RECORD EXTRACTS:
▽

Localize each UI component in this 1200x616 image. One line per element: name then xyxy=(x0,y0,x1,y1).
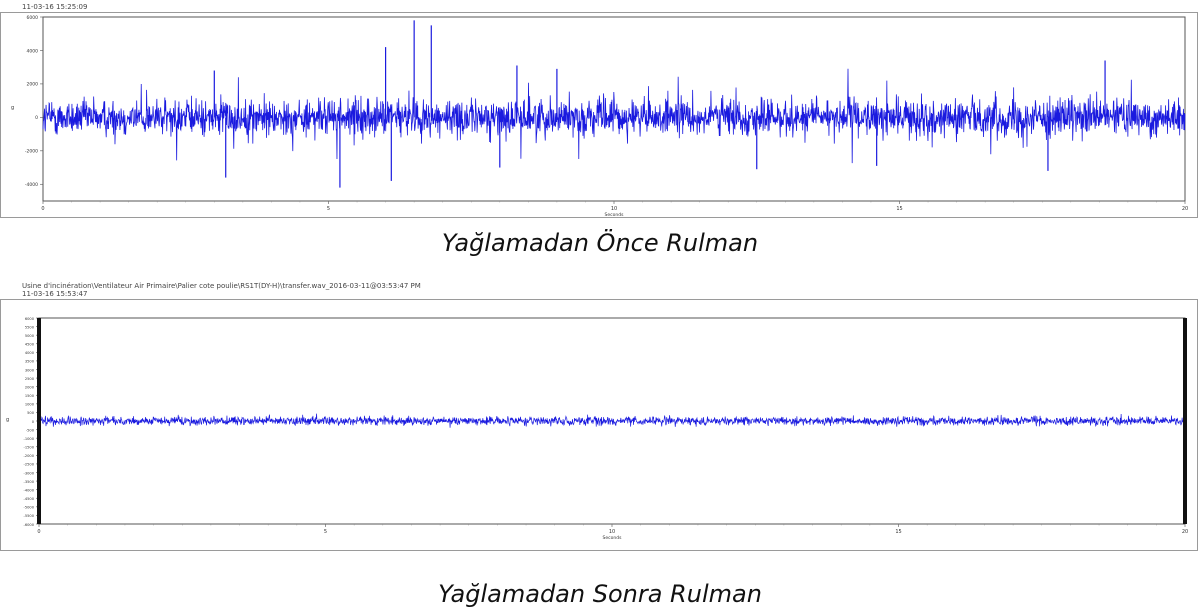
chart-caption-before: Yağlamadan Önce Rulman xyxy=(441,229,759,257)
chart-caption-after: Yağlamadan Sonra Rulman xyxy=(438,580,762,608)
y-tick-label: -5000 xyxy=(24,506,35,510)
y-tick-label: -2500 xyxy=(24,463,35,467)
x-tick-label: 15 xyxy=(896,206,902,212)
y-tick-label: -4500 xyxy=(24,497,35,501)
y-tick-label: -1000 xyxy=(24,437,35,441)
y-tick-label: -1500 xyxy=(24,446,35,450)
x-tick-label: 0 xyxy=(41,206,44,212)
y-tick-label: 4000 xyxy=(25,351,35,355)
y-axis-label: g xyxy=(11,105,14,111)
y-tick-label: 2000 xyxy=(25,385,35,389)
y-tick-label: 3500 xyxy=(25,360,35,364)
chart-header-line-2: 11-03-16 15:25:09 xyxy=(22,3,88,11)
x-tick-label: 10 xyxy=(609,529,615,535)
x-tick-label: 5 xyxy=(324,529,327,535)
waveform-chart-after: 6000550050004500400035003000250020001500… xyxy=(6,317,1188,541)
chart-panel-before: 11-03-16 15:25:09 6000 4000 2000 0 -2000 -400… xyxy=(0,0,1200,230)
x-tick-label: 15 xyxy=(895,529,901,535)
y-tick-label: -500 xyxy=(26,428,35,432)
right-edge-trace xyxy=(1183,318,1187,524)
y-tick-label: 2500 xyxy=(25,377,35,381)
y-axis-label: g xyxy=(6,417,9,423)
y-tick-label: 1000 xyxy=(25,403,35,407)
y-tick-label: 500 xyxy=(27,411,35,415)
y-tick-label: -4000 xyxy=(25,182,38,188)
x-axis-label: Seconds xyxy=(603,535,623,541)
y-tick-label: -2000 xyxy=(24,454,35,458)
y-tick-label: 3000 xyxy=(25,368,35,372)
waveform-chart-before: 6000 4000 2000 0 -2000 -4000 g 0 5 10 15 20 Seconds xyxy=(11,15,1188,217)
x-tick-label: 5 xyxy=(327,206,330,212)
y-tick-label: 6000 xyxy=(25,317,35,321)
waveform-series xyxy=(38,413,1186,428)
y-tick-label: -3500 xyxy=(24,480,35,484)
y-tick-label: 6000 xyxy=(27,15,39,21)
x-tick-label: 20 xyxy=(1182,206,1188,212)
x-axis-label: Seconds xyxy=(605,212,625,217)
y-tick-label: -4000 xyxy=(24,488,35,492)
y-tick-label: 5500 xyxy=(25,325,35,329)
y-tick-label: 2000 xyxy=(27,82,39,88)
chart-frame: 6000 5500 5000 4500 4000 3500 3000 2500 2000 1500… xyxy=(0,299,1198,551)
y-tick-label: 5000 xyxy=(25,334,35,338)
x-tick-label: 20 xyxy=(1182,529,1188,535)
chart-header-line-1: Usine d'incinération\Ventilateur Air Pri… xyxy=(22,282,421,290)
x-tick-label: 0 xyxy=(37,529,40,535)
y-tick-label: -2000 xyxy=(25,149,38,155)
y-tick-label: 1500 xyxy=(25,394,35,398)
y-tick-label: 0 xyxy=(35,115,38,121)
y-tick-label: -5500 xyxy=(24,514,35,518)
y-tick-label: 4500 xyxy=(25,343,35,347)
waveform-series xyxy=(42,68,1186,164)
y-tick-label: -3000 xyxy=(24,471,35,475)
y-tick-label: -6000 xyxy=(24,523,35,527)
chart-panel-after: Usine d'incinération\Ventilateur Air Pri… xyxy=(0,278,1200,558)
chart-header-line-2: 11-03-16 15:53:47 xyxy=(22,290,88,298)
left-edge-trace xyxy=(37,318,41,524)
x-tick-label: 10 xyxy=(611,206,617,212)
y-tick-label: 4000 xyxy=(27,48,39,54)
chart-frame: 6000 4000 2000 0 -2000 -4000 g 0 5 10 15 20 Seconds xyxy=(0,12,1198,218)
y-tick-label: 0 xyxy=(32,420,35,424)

△
▽

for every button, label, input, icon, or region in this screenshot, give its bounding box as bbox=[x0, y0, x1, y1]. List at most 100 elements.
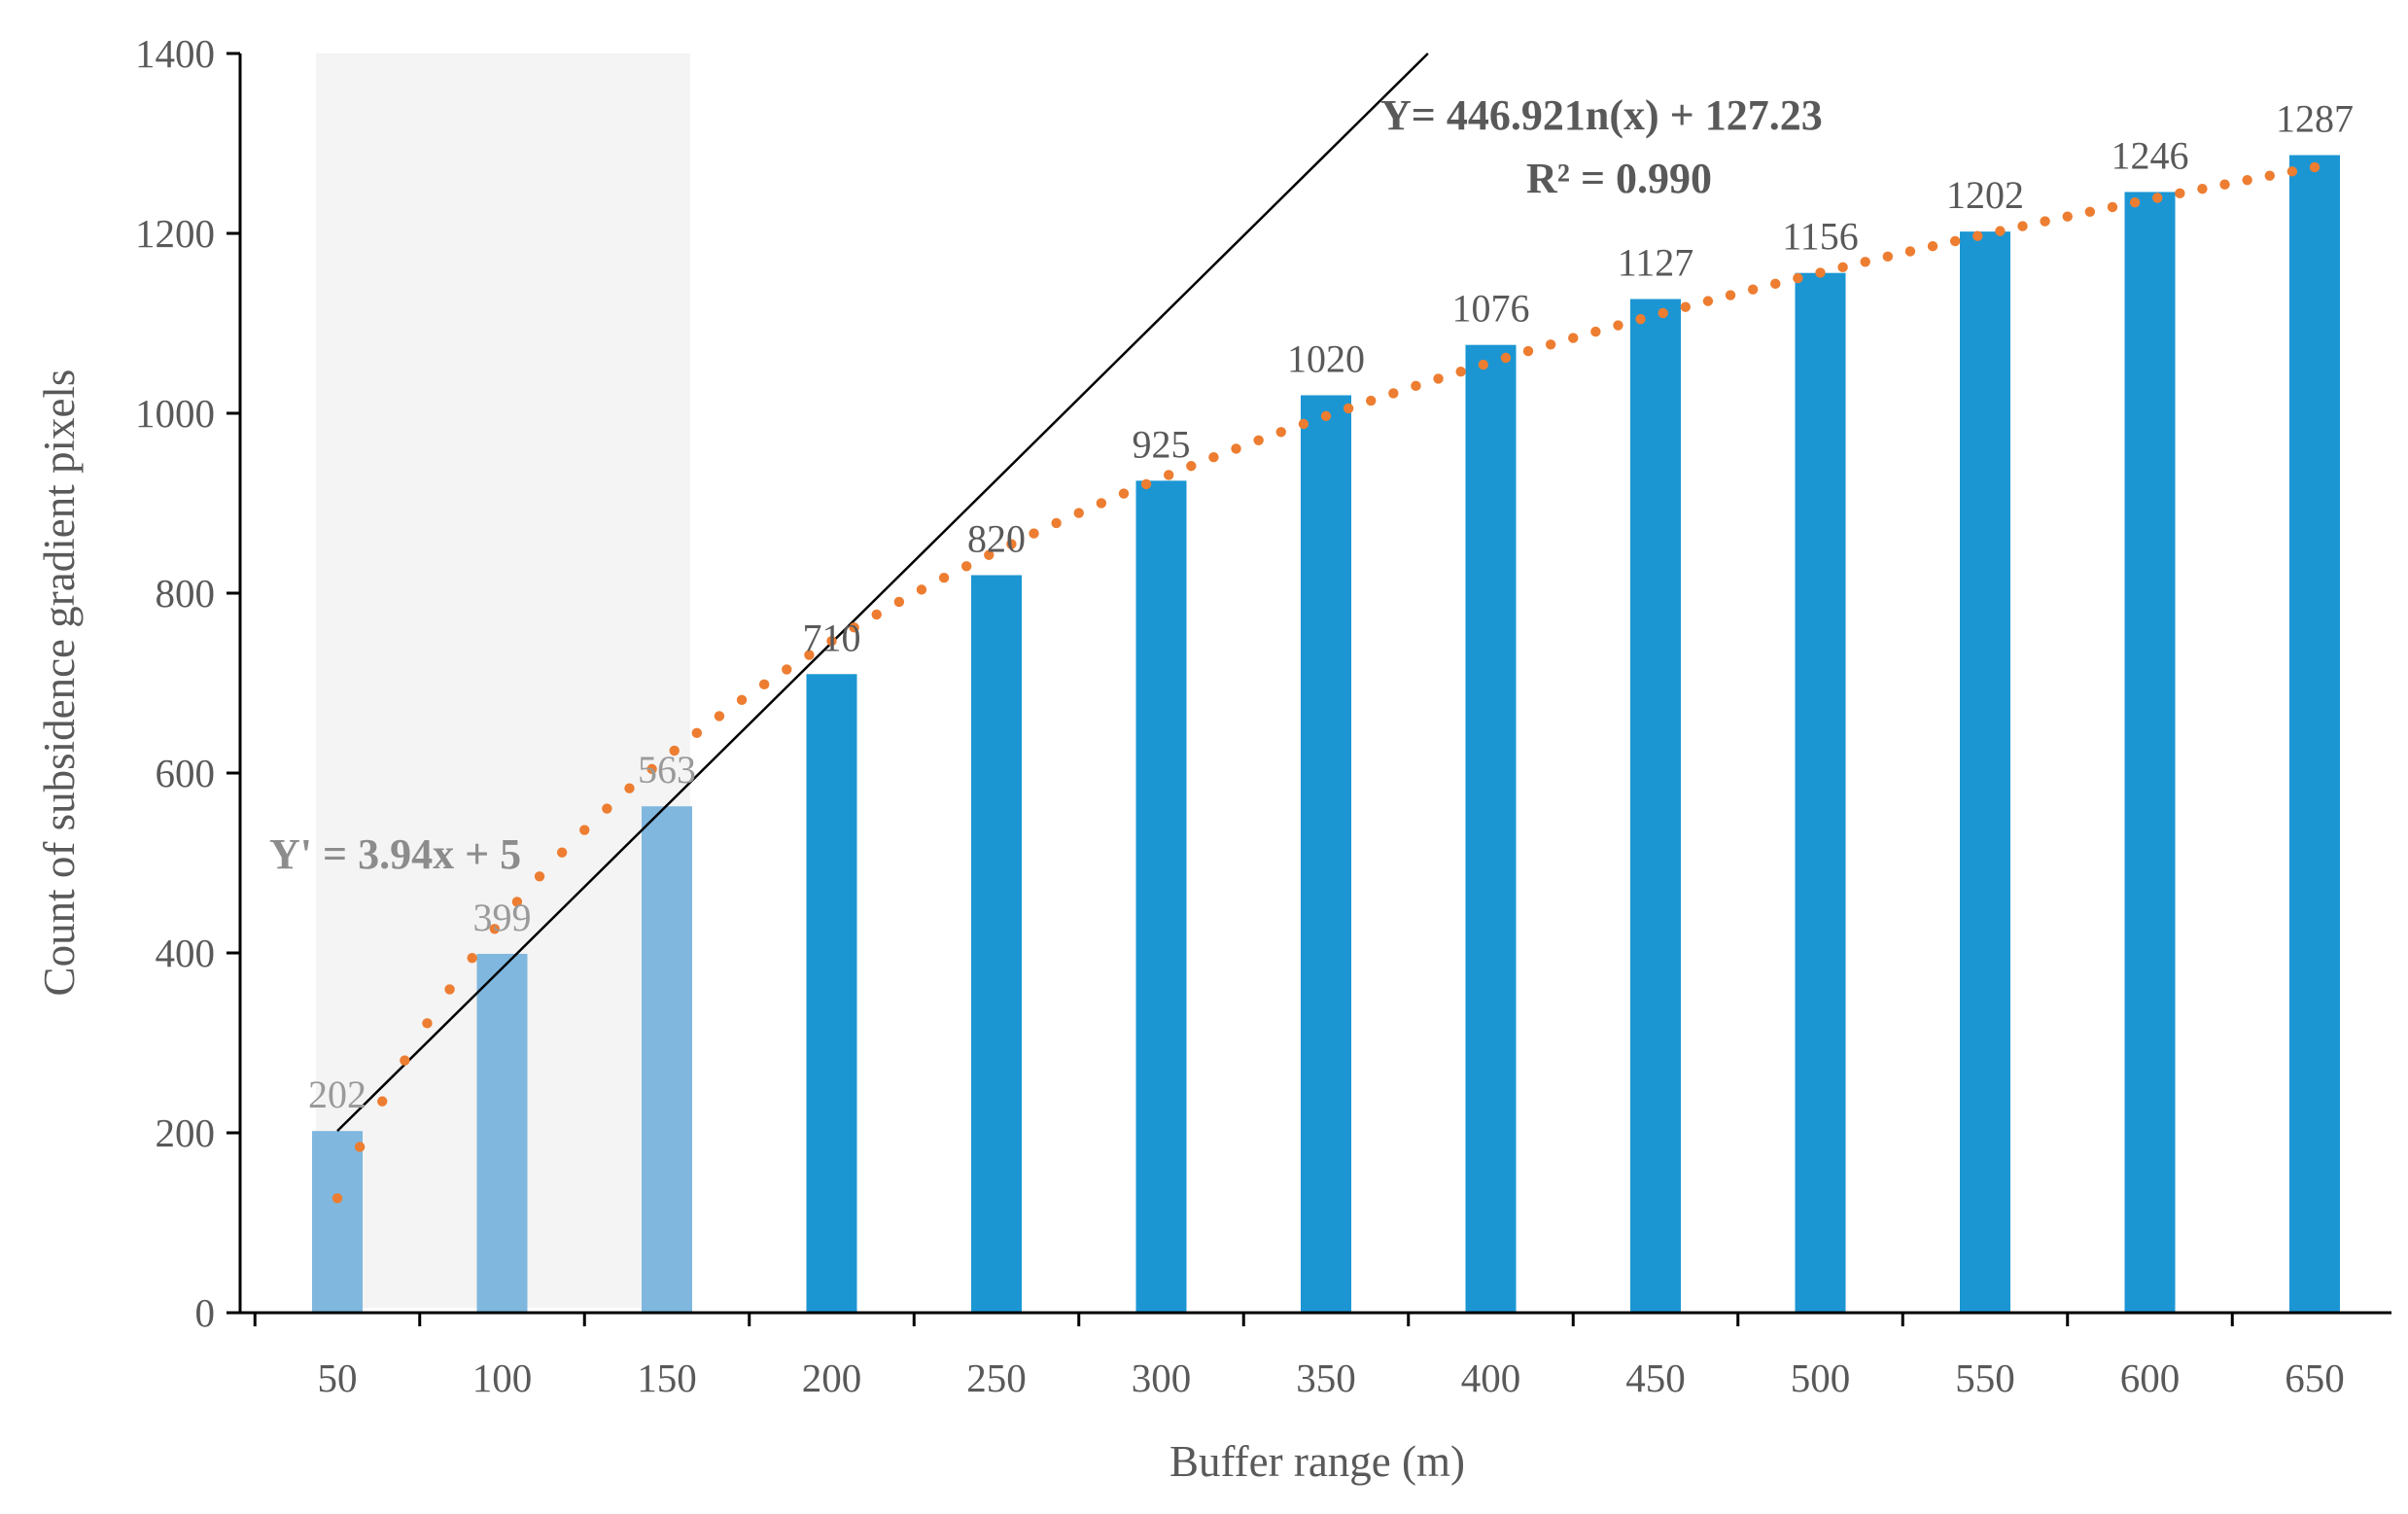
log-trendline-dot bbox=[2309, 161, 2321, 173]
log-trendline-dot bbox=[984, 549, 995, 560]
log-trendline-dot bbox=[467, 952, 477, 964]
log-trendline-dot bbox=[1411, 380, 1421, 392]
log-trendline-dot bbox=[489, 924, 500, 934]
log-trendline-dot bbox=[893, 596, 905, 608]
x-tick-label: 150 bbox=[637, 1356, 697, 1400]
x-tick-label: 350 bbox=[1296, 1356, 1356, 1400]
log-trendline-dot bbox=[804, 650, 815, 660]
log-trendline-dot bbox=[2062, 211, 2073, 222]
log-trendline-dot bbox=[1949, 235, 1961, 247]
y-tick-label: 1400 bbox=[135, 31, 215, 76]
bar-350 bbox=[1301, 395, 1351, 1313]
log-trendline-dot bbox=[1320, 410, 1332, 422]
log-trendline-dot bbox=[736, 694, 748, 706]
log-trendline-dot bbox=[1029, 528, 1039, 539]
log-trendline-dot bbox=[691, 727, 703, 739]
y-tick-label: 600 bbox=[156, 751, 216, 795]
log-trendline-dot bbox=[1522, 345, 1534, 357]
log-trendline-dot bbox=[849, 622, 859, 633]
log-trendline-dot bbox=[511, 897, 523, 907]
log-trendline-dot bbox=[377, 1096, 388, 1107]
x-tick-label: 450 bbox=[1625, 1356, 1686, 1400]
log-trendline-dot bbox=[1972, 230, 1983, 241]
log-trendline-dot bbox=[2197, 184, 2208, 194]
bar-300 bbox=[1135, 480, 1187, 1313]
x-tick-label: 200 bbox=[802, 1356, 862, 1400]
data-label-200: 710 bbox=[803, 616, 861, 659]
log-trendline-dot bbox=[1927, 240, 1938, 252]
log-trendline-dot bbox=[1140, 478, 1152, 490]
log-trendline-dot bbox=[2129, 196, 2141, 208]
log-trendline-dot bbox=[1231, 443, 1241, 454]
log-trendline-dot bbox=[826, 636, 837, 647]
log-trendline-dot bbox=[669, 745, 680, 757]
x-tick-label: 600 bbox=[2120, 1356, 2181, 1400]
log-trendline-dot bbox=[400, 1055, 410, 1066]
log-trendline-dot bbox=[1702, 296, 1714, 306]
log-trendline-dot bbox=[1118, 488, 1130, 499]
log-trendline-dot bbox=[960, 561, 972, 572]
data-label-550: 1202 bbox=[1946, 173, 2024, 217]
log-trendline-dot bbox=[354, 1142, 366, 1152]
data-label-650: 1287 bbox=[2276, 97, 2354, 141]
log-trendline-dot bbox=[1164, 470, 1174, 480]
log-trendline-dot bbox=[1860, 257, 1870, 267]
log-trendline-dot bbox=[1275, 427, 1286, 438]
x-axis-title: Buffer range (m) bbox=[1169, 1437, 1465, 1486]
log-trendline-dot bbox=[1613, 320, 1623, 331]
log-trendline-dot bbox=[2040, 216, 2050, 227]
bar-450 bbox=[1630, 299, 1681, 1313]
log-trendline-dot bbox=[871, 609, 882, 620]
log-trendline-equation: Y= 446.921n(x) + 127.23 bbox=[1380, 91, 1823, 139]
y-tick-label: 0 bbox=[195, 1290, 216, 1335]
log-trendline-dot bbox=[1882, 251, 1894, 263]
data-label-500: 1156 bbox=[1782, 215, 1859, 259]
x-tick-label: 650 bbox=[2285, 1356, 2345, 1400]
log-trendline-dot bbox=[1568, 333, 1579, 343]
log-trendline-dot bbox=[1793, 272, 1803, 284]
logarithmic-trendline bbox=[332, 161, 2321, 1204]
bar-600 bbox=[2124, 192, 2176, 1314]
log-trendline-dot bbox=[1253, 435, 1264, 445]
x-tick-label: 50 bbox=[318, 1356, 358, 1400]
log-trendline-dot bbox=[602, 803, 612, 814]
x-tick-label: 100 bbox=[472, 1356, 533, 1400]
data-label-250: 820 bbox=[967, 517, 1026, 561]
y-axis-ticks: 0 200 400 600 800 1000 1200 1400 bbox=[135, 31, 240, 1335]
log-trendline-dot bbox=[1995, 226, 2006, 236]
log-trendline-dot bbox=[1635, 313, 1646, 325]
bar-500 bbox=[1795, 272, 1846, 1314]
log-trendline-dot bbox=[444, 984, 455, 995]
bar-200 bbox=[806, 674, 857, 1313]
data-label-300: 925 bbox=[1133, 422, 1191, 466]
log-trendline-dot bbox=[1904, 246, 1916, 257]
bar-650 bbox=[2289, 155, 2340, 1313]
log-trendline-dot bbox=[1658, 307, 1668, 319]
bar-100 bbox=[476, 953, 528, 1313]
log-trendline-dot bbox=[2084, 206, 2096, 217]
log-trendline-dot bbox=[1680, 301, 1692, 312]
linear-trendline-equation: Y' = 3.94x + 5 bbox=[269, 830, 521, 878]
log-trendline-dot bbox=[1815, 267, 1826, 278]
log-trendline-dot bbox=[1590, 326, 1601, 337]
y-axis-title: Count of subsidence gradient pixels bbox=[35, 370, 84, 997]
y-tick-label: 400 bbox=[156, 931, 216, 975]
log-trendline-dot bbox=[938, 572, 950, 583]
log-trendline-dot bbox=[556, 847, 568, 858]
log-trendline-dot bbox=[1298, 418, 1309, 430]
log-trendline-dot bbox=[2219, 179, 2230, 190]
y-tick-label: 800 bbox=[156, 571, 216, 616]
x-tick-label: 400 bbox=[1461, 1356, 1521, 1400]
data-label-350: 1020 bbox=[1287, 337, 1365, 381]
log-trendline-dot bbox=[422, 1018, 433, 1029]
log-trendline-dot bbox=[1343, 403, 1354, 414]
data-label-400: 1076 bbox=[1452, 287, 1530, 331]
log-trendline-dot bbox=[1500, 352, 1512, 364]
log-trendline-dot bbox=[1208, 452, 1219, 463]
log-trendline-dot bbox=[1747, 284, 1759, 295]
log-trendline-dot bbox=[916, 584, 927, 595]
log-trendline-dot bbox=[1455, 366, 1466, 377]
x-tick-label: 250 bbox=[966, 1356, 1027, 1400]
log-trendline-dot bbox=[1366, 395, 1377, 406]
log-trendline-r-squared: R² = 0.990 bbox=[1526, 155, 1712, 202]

△

TASK DESCRIPTION:
Repeat every line above without change, from the one containing "log-trendline-dot bbox=[2309, 161, 2321, 173]" down to the one containing "log-trendline-dot bbox=[691, 727, 703, 739]", including both of those lines.

RESULT OF THIS TASK:
log-trendline-dot bbox=[2309, 161, 2321, 173]
log-trendline-dot bbox=[984, 549, 995, 560]
log-trendline-dot bbox=[467, 952, 477, 964]
log-trendline-dot bbox=[1411, 380, 1421, 392]
log-trendline-dot bbox=[489, 924, 500, 934]
log-trendline-dot bbox=[893, 596, 905, 608]
x-tick-label: 150 bbox=[637, 1356, 697, 1400]
x-tick-label: 350 bbox=[1296, 1356, 1356, 1400]
log-trendline-dot bbox=[804, 650, 815, 660]
log-trendline-dot bbox=[2062, 211, 2073, 222]
log-trendline-dot bbox=[1949, 235, 1961, 247]
y-tick-label: 1400 bbox=[135, 31, 215, 76]
bar-350 bbox=[1301, 395, 1351, 1313]
log-trendline-dot bbox=[1320, 410, 1332, 422]
log-trendline-dot bbox=[736, 694, 748, 706]
log-trendline-dot bbox=[1029, 528, 1039, 539]
log-trendline-dot bbox=[691, 727, 703, 739]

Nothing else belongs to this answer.